Available data below:

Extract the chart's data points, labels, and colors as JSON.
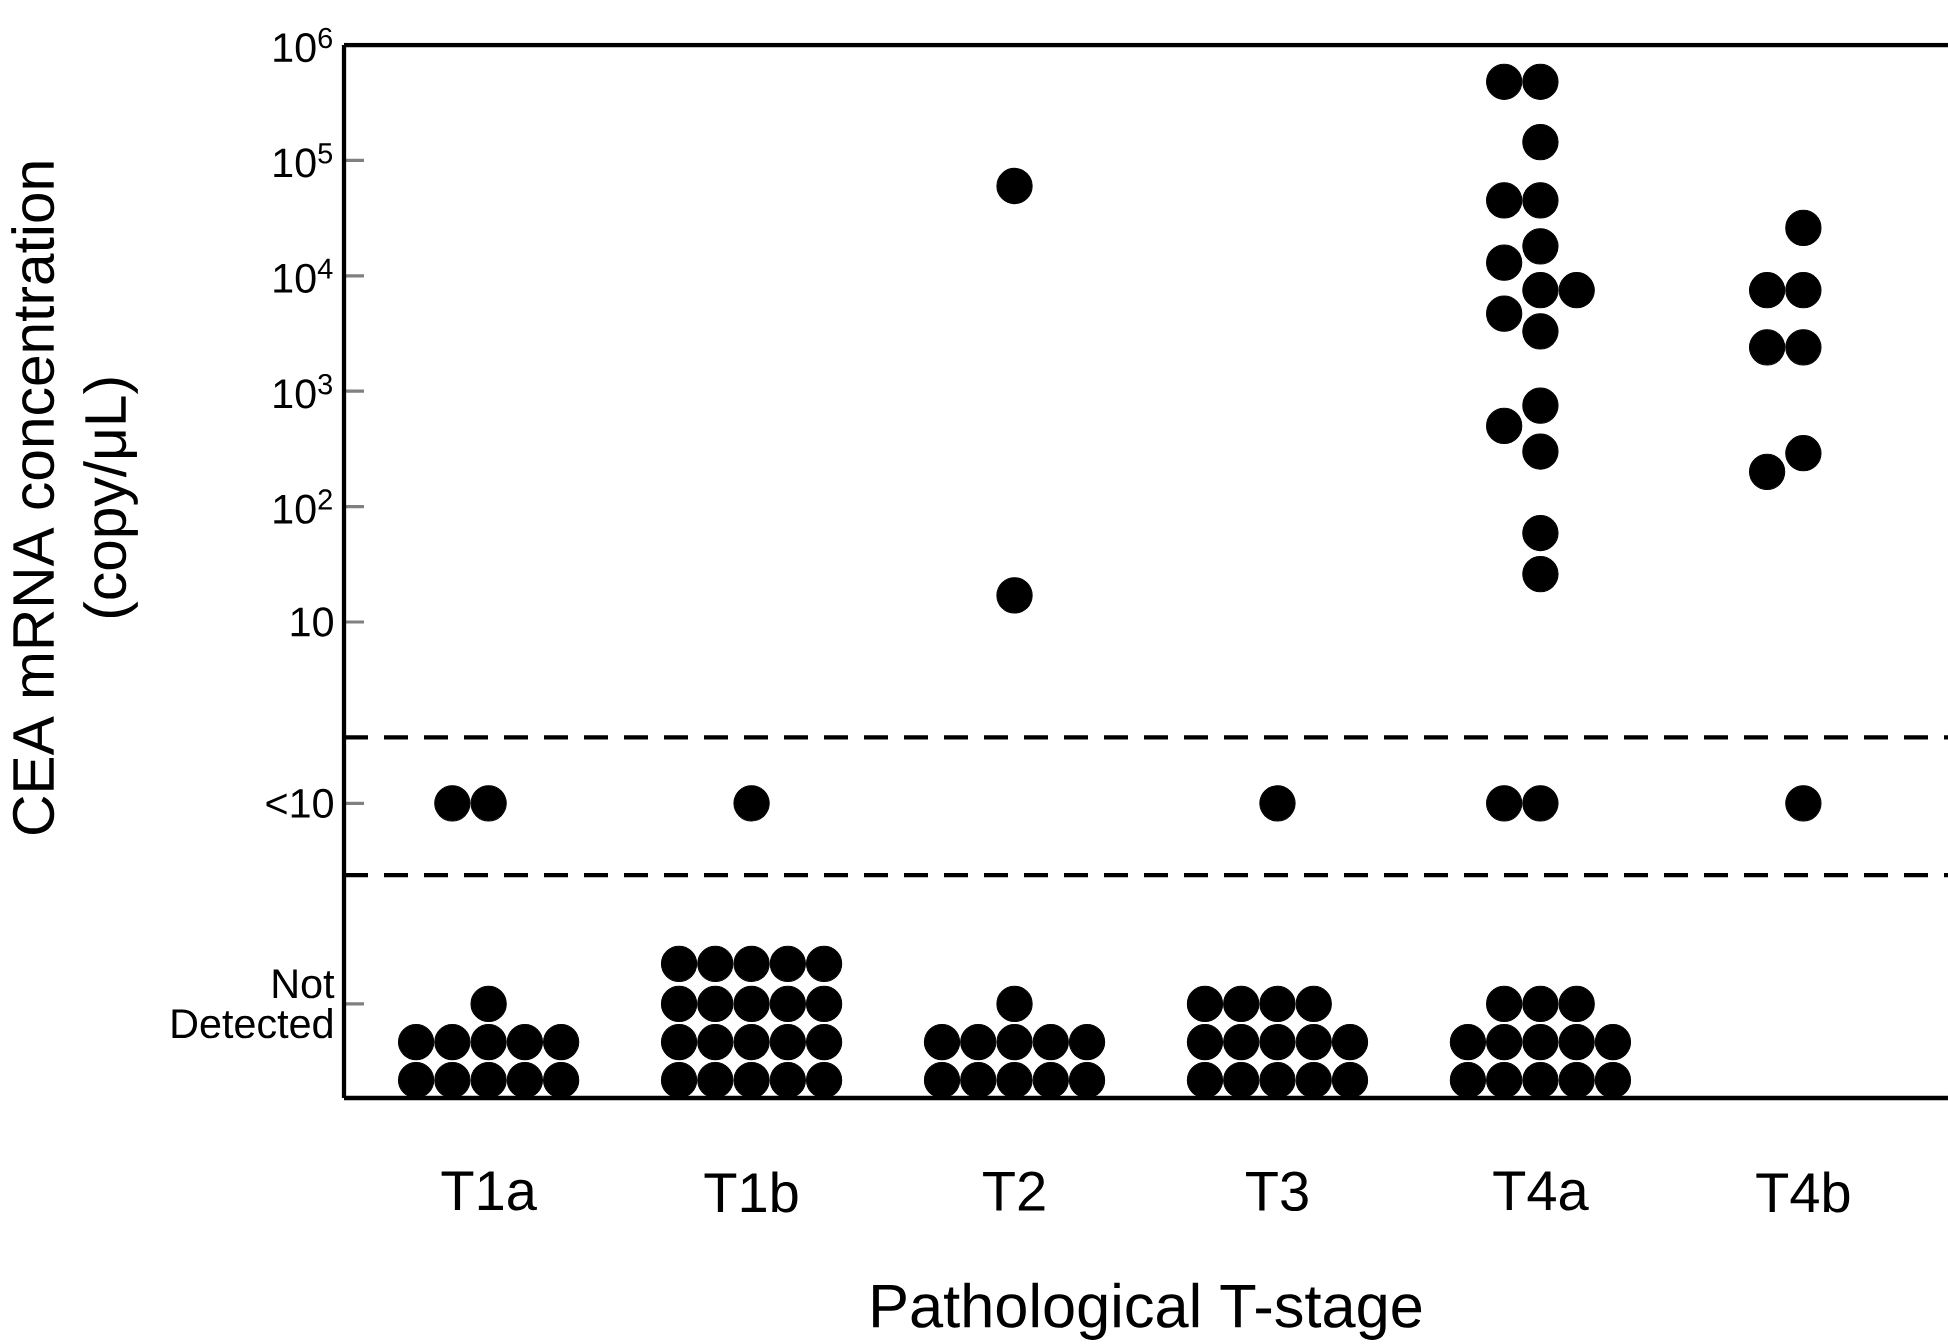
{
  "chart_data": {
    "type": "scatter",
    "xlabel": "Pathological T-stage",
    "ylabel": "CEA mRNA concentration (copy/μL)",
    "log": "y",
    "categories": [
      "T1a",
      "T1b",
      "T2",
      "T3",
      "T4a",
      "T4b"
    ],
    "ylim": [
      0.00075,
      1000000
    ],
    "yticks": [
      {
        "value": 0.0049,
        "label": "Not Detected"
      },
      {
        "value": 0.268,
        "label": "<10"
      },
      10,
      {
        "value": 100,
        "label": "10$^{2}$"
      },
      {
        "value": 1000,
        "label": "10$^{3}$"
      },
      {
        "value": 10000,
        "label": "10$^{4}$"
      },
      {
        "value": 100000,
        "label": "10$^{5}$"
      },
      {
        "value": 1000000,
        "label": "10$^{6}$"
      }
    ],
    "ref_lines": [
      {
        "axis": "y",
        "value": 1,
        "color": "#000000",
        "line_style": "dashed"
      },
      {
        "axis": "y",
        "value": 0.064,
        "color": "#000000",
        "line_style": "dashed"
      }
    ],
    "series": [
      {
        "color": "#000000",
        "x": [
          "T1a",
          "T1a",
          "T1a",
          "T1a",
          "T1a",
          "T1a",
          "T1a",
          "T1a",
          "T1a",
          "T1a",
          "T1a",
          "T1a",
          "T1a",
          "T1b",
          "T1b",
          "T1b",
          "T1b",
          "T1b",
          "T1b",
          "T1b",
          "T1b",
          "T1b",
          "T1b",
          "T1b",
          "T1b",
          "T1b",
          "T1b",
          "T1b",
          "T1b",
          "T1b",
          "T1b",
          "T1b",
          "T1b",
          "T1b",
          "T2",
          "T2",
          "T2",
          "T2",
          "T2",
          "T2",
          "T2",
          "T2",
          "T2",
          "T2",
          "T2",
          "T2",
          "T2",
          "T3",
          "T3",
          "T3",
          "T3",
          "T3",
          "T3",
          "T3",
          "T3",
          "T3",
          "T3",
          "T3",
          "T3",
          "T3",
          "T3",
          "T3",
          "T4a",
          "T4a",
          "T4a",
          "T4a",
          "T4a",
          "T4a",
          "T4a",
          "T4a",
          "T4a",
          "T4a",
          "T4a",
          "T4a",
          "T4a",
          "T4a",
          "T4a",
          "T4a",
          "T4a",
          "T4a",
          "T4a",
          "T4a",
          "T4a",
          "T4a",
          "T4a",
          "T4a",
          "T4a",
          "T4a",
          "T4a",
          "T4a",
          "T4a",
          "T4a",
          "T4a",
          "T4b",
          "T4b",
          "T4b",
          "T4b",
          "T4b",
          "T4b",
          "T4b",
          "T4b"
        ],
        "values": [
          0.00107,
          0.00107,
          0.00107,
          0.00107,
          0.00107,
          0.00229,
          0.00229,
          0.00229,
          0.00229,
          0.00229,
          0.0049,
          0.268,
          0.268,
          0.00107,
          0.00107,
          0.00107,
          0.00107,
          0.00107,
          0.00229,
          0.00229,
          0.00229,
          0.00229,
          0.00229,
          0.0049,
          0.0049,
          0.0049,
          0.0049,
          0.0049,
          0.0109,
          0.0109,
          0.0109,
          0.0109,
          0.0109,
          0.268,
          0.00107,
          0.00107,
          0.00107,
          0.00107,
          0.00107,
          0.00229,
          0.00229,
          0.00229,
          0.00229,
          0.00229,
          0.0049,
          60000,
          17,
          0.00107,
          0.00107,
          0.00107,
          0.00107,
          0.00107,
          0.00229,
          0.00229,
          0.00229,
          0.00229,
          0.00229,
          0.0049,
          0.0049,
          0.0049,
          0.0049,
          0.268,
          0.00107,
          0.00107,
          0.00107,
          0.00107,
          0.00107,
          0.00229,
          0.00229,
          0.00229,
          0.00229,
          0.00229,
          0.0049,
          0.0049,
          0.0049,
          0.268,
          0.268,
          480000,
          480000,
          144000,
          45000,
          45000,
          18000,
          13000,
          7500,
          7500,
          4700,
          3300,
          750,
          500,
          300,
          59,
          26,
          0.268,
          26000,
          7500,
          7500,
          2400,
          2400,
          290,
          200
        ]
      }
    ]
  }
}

End of Available data.
Available data below:

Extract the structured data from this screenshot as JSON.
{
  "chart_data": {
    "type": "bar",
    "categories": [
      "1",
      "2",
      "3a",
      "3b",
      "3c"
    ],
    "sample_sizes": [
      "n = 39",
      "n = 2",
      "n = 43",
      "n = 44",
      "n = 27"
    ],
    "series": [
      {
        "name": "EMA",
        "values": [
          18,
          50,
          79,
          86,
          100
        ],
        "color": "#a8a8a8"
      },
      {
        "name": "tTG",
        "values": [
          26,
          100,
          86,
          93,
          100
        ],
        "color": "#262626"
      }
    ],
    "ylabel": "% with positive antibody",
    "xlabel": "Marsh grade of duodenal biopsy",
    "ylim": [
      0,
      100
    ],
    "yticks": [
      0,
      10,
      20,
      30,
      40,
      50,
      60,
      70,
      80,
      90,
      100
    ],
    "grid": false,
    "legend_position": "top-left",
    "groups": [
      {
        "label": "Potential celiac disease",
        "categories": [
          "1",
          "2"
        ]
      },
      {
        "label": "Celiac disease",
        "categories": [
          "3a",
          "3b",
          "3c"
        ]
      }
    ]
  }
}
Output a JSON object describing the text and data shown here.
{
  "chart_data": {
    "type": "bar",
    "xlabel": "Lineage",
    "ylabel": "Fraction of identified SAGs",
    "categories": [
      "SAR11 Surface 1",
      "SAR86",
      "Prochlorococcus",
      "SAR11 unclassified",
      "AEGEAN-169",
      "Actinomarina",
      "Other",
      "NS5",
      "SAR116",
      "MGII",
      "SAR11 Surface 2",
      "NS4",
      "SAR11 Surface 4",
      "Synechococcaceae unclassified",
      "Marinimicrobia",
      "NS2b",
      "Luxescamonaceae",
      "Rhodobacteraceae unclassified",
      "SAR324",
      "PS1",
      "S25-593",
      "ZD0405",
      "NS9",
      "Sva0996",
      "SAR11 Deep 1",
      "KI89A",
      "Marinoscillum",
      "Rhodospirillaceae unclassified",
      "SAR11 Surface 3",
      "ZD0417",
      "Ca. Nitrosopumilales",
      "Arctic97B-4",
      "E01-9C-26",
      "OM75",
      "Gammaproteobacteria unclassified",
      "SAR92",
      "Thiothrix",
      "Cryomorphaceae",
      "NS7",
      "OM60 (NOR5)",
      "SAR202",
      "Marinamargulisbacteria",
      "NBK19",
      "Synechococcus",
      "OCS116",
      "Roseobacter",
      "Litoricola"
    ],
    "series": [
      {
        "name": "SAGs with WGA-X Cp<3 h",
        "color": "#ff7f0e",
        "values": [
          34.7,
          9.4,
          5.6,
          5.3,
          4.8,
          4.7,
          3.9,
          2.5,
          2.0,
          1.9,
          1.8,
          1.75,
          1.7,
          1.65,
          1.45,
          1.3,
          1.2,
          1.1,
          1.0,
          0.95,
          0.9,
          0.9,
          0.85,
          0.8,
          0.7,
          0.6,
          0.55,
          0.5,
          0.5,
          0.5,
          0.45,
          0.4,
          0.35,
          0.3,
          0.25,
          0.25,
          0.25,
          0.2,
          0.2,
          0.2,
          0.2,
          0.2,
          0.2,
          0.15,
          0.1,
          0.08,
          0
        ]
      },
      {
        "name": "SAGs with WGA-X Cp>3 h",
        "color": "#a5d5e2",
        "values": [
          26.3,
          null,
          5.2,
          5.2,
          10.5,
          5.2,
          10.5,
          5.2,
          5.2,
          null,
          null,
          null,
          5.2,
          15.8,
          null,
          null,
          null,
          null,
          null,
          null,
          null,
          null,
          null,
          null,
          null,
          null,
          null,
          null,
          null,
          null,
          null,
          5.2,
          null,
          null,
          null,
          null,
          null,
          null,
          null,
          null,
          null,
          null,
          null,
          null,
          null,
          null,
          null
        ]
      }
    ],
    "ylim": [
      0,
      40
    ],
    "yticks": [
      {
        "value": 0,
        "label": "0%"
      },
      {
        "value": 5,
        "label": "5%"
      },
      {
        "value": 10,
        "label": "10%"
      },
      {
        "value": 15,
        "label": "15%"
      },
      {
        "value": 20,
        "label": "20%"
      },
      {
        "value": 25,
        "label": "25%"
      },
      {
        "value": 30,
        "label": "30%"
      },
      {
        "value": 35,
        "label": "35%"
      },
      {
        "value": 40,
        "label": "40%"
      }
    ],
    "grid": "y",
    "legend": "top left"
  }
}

End of Available data.

From the listing above, copy every line that includes the word "xlabel".

- [Answer to this exercise]
    "xlabel": "Pathological T-stage",
    "xlabel": "Marsh grade of duodenal biopsy",
    "xlabel": "Lineage",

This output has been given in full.